* [What the exercise asks]
Restate the records below word for word.

---

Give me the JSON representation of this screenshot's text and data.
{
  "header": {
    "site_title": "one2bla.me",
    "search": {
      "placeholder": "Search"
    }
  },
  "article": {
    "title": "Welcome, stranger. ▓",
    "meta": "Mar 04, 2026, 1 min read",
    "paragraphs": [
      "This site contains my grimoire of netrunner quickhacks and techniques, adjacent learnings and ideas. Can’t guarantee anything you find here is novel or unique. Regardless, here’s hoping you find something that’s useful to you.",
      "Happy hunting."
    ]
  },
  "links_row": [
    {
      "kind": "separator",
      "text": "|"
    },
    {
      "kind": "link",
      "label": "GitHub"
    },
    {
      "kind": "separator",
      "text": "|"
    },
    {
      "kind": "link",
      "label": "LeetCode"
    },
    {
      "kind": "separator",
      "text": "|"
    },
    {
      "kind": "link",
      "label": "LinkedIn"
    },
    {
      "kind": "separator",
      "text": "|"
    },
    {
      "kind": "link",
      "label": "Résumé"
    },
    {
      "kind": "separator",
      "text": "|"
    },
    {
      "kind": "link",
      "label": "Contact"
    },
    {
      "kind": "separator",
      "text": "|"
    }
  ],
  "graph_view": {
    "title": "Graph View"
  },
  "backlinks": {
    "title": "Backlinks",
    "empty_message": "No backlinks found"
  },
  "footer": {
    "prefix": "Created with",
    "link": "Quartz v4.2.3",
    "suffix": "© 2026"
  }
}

---

* [Response below]
Give me the JSON representation of this screenshot's text and data.
{
  "header": {
    "site_title": "one2bla.me",
    "search": {
      "placeholder": "Search"
    }
  },
  "article": {
    "title": "Welcome, stranger. ▓",
    "meta": "Mar 04, 2026, 1 min read",
    "paragraphs": [
      "This site contains my grimoire of netrunner quickhacks and techniques, adjacent learnings and ideas. Can’t guarantee anything you find here is novel or unique. Regardless, here’s hoping you find something that’s useful to you.",
      "Happy hunting."
    ]
  },
  "links_row": [
    {
      "kind": "separator",
      "text": "|"
    },
    {
      "kind": "link",
      "label": "GitHub"
    },
    {
      "kind": "separator",
      "text": "|"
    },
    {
      "kind": "link",
      "label": "LeetCode"
    },
    {
      "kind": "separator",
      "text": "|"
    },
    {
      "kind": "link",
      "label": "LinkedIn"
    },
    {
      "kind": "separator",
      "text": "|"
    },
    {
      "kind": "link",
      "label": "Résumé"
    },
    {
      "kind": "separator",
      "text": "|"
    },
    {
      "kind": "link",
      "label": "Contact"
    },
    {
      "kind": "separator",
      "text": "|"
    }
  ],
  "graph_view": {
    "title": "Graph View"
  },
  "backlinks": {
    "title": "Backlinks",
    "empty_message": "No backlinks found"
  },
  "footer": {
    "prefix": "Created with",
    "link": "Quartz v4.2.3",
    "suffix": "© 2026"
  }
}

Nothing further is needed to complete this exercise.